[YOUR INSTRUCTIONS]
Extract every line from the records below that contains the word "label".

[Stored data]
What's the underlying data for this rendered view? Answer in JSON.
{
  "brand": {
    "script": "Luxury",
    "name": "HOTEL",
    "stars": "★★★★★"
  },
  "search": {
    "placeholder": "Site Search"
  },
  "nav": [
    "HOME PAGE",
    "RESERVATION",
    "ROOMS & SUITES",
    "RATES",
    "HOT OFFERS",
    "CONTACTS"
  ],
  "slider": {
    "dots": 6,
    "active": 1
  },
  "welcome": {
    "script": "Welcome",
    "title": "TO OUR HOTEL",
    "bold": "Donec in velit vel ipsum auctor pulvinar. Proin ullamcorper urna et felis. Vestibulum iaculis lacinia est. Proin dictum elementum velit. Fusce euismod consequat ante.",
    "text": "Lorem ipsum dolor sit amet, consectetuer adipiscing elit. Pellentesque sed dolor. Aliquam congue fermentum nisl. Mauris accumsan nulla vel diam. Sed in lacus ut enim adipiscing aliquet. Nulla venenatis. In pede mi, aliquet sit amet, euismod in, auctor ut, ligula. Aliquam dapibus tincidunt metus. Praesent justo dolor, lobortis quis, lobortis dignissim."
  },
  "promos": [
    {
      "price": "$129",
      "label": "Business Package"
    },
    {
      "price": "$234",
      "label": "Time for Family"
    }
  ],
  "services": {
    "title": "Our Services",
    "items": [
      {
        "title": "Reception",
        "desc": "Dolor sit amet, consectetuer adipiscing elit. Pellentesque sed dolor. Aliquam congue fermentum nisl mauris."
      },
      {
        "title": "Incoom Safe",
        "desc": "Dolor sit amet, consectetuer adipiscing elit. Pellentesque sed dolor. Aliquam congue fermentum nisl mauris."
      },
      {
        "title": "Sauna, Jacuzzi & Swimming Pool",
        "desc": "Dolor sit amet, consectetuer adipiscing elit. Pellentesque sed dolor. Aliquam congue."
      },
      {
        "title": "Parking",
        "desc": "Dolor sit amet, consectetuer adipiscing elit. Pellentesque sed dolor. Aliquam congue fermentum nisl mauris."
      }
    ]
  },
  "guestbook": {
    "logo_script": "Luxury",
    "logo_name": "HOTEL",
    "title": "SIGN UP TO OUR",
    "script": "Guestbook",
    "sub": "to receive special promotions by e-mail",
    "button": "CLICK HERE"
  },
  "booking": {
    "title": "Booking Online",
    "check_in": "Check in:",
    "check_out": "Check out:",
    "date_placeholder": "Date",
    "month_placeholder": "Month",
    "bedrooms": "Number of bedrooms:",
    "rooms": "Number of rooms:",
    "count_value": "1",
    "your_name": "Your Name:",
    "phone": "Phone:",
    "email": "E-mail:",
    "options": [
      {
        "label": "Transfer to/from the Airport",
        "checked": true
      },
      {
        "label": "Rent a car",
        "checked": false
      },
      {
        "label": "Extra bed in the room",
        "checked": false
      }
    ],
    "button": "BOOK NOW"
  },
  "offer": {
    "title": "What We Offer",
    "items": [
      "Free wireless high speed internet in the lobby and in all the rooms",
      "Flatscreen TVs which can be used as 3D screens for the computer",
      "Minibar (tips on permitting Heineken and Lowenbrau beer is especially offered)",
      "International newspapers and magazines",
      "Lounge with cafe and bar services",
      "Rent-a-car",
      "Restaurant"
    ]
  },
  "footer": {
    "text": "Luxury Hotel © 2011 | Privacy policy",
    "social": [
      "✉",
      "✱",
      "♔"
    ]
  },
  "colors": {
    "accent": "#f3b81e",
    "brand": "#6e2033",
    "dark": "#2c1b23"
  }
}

[OUTPUT OF THE EXERCISE]
      "label": "Business Package"
      "label": "Time for Family"
        "label": "Transfer to/from the Airport",
        "label": "Rent a car",
        "label": "Extra bed in the room",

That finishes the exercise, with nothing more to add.